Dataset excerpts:
-- begin --

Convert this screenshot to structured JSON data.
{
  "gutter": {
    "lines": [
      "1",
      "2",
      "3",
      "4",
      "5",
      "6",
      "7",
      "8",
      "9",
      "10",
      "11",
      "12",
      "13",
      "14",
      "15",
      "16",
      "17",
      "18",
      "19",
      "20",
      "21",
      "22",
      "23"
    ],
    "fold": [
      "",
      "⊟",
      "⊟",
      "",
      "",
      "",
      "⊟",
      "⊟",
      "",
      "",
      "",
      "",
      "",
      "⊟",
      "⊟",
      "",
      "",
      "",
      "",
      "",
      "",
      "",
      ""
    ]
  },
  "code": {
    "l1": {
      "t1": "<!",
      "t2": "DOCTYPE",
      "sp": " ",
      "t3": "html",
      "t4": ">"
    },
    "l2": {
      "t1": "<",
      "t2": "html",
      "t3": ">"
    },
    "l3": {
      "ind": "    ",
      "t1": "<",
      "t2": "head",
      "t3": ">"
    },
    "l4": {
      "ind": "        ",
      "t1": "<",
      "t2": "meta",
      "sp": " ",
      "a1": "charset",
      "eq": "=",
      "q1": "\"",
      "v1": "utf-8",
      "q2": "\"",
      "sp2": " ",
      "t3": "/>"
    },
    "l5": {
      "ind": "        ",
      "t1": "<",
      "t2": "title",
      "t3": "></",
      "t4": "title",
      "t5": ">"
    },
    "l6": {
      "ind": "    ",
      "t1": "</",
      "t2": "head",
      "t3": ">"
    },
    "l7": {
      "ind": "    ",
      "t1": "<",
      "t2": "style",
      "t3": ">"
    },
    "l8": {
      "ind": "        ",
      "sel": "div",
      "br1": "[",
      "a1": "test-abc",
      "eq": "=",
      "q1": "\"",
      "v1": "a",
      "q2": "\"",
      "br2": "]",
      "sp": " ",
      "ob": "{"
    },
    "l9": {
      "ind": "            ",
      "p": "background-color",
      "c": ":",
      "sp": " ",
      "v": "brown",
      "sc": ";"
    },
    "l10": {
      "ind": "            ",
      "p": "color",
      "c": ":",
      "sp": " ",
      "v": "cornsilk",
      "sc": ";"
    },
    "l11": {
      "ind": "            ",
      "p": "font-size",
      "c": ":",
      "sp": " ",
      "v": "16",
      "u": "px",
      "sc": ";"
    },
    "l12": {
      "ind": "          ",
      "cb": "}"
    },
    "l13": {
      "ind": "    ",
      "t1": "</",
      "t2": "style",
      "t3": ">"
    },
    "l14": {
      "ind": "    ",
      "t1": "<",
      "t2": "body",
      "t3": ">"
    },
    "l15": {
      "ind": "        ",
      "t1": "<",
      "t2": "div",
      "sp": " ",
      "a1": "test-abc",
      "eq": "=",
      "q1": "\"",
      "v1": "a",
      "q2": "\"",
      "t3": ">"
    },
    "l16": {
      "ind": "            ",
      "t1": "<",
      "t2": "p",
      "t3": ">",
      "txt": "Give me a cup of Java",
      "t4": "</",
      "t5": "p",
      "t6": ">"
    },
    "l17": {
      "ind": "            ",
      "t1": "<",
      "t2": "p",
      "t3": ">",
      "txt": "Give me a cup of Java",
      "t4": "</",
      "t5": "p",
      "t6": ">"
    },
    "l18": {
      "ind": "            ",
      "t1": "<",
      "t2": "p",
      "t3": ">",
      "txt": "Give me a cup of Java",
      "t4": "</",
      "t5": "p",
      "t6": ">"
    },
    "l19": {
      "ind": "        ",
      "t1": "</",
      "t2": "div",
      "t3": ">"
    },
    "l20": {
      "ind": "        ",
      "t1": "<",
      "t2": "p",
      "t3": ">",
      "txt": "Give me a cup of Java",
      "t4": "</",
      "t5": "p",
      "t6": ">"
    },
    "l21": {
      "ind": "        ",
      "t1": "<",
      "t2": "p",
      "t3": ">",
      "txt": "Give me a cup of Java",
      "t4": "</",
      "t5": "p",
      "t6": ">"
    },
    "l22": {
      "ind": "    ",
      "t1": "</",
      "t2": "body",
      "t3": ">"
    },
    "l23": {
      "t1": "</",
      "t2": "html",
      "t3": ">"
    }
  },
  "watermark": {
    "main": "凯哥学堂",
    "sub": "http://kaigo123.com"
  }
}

-- end --

Your task is to reproduce all of the records exactly.

— SOLUTION TO THE PROBLEM —
Convert this screenshot to structured JSON data.
{
  "gutter": {
    "lines": [
      "1",
      "2",
      "3",
      "4",
      "5",
      "6",
      "7",
      "8",
      "9",
      "10",
      "11",
      "12",
      "13",
      "14",
      "15",
      "16",
      "17",
      "18",
      "19",
      "20",
      "21",
      "22",
      "23"
    ],
    "fold": [
      "",
      "⊟",
      "⊟",
      "",
      "",
      "",
      "⊟",
      "⊟",
      "",
      "",
      "",
      "",
      "",
      "⊟",
      "⊟",
      "",
      "",
      "",
      "",
      "",
      "",
      "",
      ""
    ]
  },
  "code": {
    "l1": {
      "t1": "<!",
      "t2": "DOCTYPE",
      "sp": " ",
      "t3": "html",
      "t4": ">"
    },
    "l2": {
      "t1": "<",
      "t2": "html",
      "t3": ">"
    },
    "l3": {
      "ind": "    ",
      "t1": "<",
      "t2": "head",
      "t3": ">"
    },
    "l4": {
      "ind": "        ",
      "t1": "<",
      "t2": "meta",
      "sp": " ",
      "a1": "charset",
      "eq": "=",
      "q1": "\"",
      "v1": "utf-8",
      "q2": "\"",
      "sp2": " ",
      "t3": "/>"
    },
    "l5": {
      "ind": "        ",
      "t1": "<",
      "t2": "title",
      "t3": "></",
      "t4": "title",
      "t5": ">"
    },
    "l6": {
      "ind": "    ",
      "t1": "</",
      "t2": "head",
      "t3": ">"
    },
    "l7": {
      "ind": "    ",
      "t1": "<",
      "t2": "style",
      "t3": ">"
    },
    "l8": {
      "ind": "        ",
      "sel": "div",
      "br1": "[",
      "a1": "test-abc",
      "eq": "=",
      "q1": "\"",
      "v1": "a",
      "q2": "\"",
      "br2": "]",
      "sp": " ",
      "ob": "{"
    },
    "l9": {
      "ind": "            ",
      "p": "background-color",
      "c": ":",
      "sp": " ",
      "v": "brown",
      "sc": ";"
    },
    "l10": {
      "ind": "            ",
      "p": "color",
      "c": ":",
      "sp": " ",
      "v": "cornsilk",
      "sc": ";"
    },
    "l11": {
      "ind": "            ",
      "p": "font-size",
      "c": ":",
      "sp": " ",
      "v": "16",
      "u": "px",
      "sc": ";"
    },
    "l12": {
      "ind": "          ",
      "cb": "}"
    },
    "l13": {
      "ind": "    ",
      "t1": "</",
      "t2": "style",
      "t3": ">"
    },
    "l14": {
      "ind": "    ",
      "t1": "<",
      "t2": "body",
      "t3": ">"
    },
    "l15": {
      "ind": "        ",
      "t1": "<",
      "t2": "div",
      "sp": " ",
      "a1": "test-abc",
      "eq": "=",
      "q1": "\"",
      "v1": "a",
      "q2": "\"",
      "t3": ">"
    },
    "l16": {
      "ind": "            ",
      "t1": "<",
      "t2": "p",
      "t3": ">",
      "txt": "Give me a cup of Java",
      "t4": "</",
      "t5": "p",
      "t6": ">"
    },
    "l17": {
      "ind": "            ",
      "t1": "<",
      "t2": "p",
      "t3": ">",
      "txt": "Give me a cup of Java",
      "t4": "</",
      "t5": "p",
      "t6": ">"
    },
    "l18": {
      "ind": "            ",
      "t1": "<",
      "t2": "p",
      "t3": ">",
      "txt": "Give me a cup of Java",
      "t4": "</",
      "t5": "p",
      "t6": ">"
    },
    "l19": {
      "ind": "        ",
      "t1": "</",
      "t2": "div",
      "t3": ">"
    },
    "l20": {
      "ind": "        ",
      "t1": "<",
      "t2": "p",
      "t3": ">",
      "txt": "Give me a cup of Java",
      "t4": "</",
      "t5": "p",
      "t6": ">"
    },
    "l21": {
      "ind": "        ",
      "t1": "<",
      "t2": "p",
      "t3": ">",
      "txt": "Give me a cup of Java",
      "t4": "</",
      "t5": "p",
      "t6": ">"
    },
    "l22": {
      "ind": "    ",
      "t1": "</",
      "t2": "body",
      "t3": ">"
    },
    "l23": {
      "t1": "</",
      "t2": "html",
      "t3": ">"
    }
  },
  "watermark": {
    "main": "凯哥学堂",
    "sub": "http://kaigo123.com"
  }
}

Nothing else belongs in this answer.